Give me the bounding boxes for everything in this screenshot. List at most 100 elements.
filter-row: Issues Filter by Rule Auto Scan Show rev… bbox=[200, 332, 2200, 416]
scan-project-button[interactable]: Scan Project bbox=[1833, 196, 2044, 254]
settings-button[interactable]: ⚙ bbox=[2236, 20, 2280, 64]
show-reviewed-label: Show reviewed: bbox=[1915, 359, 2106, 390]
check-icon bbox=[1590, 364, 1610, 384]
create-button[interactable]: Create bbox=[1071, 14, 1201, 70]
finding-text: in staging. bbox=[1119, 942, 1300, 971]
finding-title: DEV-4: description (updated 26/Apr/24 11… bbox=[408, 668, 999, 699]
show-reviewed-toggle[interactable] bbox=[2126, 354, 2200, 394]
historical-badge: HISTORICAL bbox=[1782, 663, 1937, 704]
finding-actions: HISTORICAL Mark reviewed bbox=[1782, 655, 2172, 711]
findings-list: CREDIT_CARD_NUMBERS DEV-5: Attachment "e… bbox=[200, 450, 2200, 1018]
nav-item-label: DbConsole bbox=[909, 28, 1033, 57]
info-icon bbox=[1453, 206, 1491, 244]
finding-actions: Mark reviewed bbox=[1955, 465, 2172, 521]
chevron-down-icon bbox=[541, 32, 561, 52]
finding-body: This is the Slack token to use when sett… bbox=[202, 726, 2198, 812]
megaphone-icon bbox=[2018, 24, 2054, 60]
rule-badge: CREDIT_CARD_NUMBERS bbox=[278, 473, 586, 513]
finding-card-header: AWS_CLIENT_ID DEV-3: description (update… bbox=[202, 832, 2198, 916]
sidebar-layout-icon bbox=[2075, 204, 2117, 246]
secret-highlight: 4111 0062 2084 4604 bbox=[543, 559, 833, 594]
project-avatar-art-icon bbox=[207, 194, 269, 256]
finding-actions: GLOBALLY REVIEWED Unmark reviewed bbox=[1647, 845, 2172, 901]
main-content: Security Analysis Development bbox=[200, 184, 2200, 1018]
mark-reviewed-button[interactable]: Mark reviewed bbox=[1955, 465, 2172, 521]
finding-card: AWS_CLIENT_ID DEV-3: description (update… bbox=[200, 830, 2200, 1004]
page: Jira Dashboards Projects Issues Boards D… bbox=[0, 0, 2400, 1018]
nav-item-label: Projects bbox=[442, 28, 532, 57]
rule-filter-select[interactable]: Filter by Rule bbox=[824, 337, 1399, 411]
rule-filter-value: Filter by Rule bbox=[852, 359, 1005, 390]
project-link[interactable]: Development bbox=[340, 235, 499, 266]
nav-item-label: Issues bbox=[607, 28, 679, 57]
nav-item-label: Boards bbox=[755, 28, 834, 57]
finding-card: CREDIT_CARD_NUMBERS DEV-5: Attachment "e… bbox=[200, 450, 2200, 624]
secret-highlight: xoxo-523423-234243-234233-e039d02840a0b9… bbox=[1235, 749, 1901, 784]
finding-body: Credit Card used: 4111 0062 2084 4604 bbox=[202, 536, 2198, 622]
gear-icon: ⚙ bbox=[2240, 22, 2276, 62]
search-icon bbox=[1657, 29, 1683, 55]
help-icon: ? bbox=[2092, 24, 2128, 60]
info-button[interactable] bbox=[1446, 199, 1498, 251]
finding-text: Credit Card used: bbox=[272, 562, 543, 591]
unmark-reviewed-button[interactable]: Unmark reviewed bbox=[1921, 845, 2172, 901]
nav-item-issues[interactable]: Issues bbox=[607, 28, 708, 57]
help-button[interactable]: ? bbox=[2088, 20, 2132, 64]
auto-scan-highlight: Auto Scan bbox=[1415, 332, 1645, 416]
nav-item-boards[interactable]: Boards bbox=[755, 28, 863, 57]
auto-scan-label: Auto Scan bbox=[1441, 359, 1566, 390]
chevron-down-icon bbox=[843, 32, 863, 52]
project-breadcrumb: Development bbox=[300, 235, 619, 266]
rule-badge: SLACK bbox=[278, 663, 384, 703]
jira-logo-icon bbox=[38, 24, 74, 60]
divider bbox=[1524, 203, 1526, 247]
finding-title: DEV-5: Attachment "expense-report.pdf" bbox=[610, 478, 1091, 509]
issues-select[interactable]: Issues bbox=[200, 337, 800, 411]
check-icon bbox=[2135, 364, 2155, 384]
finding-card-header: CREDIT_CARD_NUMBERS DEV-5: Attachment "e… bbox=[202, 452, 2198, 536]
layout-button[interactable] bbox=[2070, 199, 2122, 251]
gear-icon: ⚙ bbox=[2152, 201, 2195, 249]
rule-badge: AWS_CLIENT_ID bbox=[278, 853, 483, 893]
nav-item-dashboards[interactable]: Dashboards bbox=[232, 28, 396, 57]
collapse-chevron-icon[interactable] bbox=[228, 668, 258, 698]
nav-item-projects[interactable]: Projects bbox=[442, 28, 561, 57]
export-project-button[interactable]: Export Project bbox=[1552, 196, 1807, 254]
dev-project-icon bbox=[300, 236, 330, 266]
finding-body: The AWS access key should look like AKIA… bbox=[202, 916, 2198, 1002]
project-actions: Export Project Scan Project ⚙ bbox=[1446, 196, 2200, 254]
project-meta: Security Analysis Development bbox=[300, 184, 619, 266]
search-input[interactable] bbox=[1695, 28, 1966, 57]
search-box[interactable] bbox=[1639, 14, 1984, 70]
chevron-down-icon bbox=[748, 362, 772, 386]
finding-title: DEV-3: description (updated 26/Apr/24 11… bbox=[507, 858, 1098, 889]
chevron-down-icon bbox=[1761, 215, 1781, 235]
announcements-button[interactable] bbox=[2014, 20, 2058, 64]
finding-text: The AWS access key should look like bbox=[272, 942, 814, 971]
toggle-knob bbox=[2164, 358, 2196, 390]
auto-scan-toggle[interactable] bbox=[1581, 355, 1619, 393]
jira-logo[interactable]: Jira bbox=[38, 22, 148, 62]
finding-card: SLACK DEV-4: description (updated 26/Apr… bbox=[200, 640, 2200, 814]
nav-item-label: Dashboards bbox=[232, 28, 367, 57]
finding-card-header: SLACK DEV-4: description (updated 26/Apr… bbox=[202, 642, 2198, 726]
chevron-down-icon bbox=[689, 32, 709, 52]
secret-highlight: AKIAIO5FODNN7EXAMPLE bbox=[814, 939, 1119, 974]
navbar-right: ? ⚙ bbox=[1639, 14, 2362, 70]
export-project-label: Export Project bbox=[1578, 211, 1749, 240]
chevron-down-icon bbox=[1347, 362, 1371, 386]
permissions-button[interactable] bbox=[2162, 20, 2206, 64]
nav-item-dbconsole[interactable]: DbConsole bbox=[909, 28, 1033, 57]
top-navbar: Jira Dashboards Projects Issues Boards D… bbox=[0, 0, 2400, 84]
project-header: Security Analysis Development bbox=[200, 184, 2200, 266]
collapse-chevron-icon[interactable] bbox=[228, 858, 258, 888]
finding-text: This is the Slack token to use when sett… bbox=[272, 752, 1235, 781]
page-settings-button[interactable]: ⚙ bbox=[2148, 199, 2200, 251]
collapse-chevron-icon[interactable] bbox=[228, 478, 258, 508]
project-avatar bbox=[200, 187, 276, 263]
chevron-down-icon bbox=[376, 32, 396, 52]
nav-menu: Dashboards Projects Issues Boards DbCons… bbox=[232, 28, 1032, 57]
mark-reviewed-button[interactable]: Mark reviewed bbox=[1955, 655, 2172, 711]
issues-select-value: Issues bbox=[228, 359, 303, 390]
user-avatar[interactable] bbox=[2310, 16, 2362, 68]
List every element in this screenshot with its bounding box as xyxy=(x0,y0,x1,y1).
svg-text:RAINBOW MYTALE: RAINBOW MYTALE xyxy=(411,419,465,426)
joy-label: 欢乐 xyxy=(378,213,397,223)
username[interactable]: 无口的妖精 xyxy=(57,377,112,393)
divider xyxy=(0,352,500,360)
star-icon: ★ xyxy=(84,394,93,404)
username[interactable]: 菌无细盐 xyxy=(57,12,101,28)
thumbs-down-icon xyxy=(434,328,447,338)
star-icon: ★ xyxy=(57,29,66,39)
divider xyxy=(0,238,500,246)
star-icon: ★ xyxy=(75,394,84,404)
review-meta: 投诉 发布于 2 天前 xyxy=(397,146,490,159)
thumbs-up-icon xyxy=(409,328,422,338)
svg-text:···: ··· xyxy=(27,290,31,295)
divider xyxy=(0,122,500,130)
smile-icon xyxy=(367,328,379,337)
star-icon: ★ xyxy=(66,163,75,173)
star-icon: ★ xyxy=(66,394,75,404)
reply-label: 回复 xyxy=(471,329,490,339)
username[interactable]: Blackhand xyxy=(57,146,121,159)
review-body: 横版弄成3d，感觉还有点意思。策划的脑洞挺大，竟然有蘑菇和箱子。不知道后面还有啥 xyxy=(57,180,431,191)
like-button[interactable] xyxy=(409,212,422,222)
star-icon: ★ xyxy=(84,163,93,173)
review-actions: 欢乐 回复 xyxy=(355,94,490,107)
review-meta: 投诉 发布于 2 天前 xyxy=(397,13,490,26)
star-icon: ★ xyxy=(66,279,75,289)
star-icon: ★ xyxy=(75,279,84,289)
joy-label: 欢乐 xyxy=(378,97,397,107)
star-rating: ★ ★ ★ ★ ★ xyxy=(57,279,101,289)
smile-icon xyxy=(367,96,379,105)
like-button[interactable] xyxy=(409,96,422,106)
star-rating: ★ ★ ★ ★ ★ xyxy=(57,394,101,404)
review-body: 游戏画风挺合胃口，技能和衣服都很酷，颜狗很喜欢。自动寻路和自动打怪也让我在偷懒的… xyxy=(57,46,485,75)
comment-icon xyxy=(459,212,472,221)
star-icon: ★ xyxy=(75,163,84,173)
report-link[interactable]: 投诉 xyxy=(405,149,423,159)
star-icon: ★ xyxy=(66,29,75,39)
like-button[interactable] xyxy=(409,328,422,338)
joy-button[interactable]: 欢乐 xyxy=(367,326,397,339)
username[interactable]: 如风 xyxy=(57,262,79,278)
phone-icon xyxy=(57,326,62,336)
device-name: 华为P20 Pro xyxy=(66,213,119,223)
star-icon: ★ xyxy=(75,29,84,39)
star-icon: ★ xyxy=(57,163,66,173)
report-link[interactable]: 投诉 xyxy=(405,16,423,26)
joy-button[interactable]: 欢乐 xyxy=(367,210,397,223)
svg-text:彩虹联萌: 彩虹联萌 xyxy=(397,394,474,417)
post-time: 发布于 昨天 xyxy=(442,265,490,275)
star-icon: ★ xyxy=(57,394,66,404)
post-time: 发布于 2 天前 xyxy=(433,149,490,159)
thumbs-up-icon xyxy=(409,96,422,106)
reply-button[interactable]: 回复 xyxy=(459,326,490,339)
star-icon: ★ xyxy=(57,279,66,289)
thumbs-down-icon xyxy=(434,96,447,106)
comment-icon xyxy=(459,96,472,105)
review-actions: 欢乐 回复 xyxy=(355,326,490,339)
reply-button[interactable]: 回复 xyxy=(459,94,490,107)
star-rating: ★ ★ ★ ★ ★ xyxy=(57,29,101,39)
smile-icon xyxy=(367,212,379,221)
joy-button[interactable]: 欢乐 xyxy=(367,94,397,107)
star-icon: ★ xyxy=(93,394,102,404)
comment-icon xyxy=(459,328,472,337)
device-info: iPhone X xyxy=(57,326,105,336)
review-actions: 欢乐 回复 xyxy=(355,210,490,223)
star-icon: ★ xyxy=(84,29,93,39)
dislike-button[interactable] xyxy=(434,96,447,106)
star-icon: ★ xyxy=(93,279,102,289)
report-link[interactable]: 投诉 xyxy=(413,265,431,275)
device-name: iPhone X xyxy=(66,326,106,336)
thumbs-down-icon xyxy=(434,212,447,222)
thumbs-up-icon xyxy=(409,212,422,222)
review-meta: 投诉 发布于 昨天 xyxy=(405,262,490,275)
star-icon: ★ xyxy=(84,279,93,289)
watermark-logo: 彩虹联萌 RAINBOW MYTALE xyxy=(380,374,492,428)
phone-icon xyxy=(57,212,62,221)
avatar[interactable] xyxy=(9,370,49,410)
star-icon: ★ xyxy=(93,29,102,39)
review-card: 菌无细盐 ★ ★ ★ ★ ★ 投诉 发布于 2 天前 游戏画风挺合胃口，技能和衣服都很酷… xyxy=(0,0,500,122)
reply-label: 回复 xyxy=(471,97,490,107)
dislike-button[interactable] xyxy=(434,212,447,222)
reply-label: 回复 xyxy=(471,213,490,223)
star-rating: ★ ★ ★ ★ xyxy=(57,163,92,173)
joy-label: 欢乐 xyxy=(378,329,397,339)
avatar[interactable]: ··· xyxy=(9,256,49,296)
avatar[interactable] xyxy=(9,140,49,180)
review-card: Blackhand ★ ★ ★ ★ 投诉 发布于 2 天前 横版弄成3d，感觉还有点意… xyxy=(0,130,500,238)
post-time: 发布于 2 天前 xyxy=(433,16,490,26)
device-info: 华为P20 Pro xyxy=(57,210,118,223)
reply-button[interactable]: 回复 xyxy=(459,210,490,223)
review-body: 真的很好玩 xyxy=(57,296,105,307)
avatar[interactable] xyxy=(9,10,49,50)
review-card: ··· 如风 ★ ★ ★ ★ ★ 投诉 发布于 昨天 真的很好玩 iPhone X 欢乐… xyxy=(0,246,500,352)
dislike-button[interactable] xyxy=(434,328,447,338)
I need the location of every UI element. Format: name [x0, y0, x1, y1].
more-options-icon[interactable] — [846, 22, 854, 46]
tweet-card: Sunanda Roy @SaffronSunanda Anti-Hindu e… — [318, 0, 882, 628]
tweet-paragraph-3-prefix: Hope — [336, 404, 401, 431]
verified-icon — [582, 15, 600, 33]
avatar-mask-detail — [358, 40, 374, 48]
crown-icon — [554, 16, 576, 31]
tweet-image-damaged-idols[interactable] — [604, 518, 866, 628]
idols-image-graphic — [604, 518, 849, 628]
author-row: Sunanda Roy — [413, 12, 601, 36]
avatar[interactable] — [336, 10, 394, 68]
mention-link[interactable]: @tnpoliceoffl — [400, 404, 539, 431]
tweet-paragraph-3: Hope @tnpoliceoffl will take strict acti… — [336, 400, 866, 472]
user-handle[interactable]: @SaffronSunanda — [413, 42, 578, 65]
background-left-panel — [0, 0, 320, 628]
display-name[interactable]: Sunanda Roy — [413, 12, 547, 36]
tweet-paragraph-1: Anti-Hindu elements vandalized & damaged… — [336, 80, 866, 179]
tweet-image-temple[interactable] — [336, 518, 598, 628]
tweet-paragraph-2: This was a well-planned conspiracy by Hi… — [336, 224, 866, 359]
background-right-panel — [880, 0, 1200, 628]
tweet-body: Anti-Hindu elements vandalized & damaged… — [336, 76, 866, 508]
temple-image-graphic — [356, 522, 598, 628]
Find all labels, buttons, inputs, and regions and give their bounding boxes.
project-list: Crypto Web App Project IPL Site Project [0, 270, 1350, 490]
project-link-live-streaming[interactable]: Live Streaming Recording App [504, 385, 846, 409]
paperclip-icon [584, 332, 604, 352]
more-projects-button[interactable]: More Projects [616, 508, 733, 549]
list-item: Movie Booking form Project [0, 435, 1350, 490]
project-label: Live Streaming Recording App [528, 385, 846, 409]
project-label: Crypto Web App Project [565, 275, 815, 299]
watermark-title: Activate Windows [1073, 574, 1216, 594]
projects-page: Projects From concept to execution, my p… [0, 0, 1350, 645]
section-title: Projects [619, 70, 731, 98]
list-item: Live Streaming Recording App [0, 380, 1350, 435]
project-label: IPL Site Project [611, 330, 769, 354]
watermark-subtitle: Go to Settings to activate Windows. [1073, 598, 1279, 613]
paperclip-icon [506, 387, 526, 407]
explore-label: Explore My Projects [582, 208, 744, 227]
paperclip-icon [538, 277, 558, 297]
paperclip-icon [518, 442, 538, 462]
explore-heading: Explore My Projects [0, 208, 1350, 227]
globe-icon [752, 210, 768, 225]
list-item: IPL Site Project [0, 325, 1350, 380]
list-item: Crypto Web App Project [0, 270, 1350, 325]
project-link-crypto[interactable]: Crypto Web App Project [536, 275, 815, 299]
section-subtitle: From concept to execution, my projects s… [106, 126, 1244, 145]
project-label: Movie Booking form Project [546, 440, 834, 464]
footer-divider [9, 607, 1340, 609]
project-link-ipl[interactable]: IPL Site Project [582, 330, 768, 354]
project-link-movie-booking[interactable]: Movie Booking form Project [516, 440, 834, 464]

(TO DO) Reproduce the part of the listing that opens with its first line and closes with the line containing "check-icon bbox=[1590, 364, 1610, 384]", substituting "Automatic Scan" for "Auto Scan" and leaving everything else unchanged.

(THE RESPONSE)
Give me the bounding boxes for everything in this screenshot. List at most 100 elements.
filter-row: Issues Filter by Rule Automatic Scan Show rev… bbox=[200, 332, 2200, 416]
scan-project-button[interactable]: Scan Project bbox=[1833, 196, 2044, 254]
settings-button[interactable]: ⚙ bbox=[2236, 20, 2280, 64]
show-reviewed-label: Show reviewed: bbox=[1915, 359, 2106, 390]
check-icon bbox=[1590, 364, 1610, 384]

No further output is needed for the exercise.